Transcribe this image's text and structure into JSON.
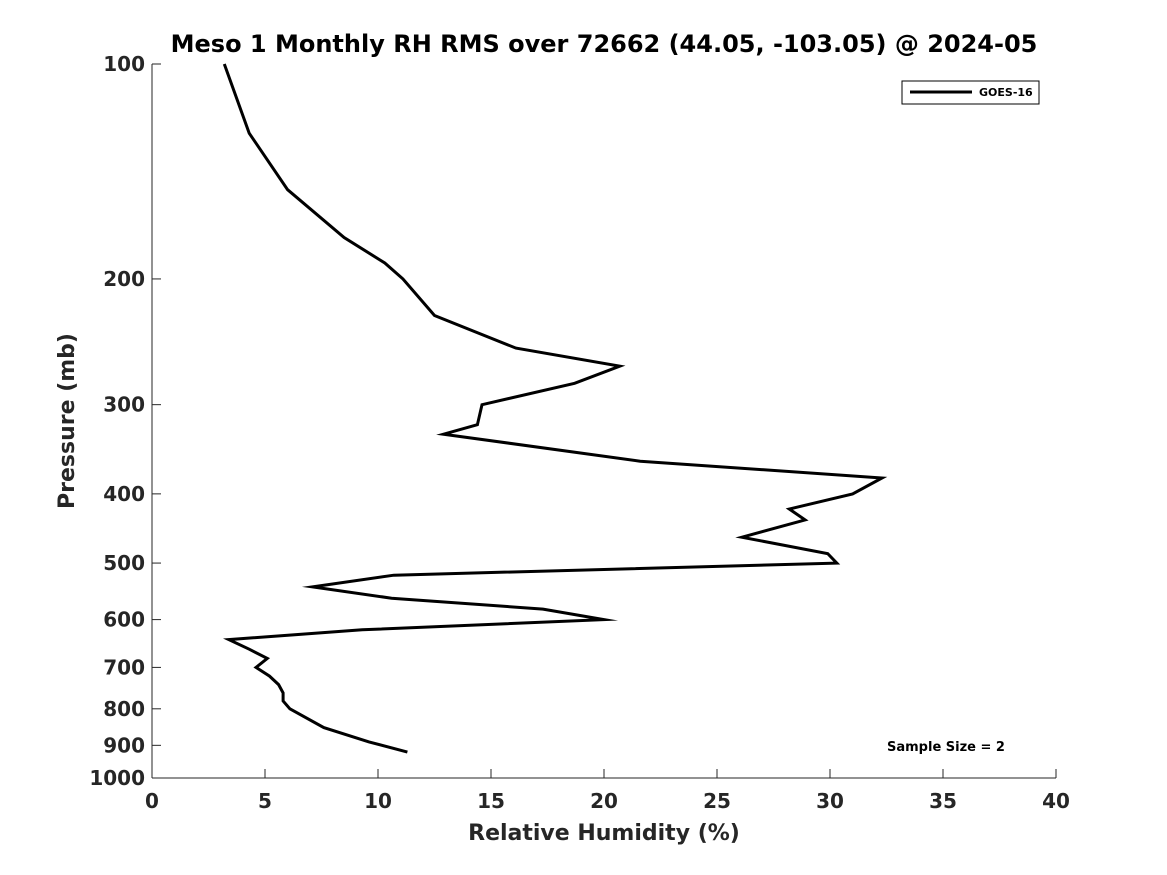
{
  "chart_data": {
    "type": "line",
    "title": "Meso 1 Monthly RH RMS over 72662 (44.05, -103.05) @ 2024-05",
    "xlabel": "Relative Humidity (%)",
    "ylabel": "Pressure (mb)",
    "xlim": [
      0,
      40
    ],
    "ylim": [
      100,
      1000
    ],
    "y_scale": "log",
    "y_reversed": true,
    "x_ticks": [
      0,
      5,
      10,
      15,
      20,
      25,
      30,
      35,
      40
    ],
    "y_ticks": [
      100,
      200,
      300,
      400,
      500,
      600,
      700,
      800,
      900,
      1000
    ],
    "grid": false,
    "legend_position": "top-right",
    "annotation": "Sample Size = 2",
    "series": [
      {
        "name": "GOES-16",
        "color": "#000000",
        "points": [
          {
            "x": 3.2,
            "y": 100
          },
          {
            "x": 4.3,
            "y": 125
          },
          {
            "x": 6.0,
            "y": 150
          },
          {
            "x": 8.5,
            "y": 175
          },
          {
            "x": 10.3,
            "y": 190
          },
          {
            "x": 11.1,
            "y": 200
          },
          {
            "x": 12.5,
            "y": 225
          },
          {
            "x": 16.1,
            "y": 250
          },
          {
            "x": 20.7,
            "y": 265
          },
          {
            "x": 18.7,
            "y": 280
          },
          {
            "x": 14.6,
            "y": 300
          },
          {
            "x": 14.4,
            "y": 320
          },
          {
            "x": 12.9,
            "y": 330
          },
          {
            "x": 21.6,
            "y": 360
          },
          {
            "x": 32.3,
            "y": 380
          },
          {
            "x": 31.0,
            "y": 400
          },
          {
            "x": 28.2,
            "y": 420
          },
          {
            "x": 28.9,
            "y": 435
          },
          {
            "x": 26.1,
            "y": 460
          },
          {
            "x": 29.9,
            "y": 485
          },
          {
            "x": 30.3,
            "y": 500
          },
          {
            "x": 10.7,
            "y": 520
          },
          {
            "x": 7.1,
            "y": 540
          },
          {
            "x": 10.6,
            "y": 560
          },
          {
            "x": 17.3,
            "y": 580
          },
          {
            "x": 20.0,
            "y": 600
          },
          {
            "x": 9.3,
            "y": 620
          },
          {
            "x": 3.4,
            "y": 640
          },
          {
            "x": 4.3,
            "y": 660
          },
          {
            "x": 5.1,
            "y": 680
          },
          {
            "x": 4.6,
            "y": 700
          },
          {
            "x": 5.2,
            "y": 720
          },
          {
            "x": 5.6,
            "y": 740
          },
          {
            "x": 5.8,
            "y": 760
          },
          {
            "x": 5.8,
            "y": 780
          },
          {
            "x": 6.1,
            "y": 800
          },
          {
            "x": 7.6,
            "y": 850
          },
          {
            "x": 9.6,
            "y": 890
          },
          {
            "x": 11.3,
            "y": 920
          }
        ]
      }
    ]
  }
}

───

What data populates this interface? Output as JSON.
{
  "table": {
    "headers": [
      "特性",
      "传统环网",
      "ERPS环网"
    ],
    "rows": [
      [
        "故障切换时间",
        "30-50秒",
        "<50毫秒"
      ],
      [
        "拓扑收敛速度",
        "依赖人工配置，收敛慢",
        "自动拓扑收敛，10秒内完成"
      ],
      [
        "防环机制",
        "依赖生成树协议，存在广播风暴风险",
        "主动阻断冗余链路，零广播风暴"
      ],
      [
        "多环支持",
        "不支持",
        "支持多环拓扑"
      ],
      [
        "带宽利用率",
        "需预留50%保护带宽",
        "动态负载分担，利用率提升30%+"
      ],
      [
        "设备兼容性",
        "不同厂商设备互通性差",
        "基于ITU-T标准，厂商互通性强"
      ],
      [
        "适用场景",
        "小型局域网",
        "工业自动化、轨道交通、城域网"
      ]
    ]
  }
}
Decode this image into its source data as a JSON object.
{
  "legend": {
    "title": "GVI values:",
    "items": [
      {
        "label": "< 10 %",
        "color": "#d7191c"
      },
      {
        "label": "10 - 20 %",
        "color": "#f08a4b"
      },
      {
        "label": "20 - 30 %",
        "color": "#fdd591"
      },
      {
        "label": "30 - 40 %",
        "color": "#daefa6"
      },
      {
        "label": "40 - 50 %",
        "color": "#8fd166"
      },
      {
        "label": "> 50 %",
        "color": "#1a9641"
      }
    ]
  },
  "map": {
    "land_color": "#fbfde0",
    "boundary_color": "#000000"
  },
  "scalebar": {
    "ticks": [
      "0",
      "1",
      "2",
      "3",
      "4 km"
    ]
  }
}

───

→ **Stated goal**: Lines that include the word "title" — how many are there in the data? Answer with the number alone.

→ **Solution to the problem**: 2